* **RAW DATA**:
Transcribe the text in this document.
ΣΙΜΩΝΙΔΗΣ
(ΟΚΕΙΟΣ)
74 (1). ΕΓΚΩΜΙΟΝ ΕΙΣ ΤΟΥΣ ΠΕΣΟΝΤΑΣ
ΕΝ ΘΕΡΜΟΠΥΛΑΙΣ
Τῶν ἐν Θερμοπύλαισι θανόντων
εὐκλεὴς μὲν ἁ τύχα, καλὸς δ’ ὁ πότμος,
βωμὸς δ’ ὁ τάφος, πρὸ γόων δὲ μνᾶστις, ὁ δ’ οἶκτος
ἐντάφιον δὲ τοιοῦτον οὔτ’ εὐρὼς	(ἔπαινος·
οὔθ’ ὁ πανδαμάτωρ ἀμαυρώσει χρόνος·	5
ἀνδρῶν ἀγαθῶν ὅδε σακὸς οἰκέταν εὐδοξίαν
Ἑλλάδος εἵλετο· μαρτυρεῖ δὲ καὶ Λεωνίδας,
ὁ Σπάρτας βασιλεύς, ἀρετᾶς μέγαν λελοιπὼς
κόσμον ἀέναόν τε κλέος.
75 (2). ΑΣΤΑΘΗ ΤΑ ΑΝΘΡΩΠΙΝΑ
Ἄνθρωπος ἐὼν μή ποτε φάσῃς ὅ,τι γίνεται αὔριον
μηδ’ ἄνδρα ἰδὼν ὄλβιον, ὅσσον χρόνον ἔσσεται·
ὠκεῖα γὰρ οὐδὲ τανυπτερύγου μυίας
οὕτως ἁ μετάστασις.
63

* **WHAT THE EXERCISE ASKS**: From the records above, extract every entry verbatim.

* **WRITTEN RESPONSE**:
Transcribe the text in this document.
ΣΙΜΩΝΙΔΗΣ
(ΟΚΕΙΟΣ)
74 (1). ΕΓΚΩΜΙΟΝ ΕΙΣ ΤΟΥΣ ΠΕΣΟΝΤΑΣ
ΕΝ ΘΕΡΜΟΠΥΛΑΙΣ
Τῶν ἐν Θερμοπύλαισι θανόντων
εὐκλεὴς μὲν ἁ τύχα, καλὸς δ’ ὁ πότμος,
βωμὸς δ’ ὁ τάφος, πρὸ γόων δὲ μνᾶστις, ὁ δ’ οἶκτος
ἐντάφιον δὲ τοιοῦτον οὔτ’ εὐρὼς	(ἔπαινος·
οὔθ’ ὁ πανδαμάτωρ ἀμαυρώσει χρόνος·	5
ἀνδρῶν ἀγαθῶν ὅδε σακὸς οἰκέταν εὐδοξίαν
Ἑλλάδος εἵλετο· μαρτυρεῖ δὲ καὶ Λεωνίδας,
ὁ Σπάρτας βασιλεύς, ἀρετᾶς μέγαν λελοιπὼς
κόσμον ἀέναόν τε κλέος.
75 (2). ΑΣΤΑΘΗ ΤΑ ΑΝΘΡΩΠΙΝΑ
Ἄνθρωπος ἐὼν μή ποτε φάσῃς ὅ,τι γίνεται αὔριον
μηδ’ ἄνδρα ἰδὼν ὄλβιον, ὅσσον χρόνον ἔσσεται·
ὠκεῖα γὰρ οὐδὲ τανυπτερύγου μυίας
οὕτως ἁ μετάστασις.
63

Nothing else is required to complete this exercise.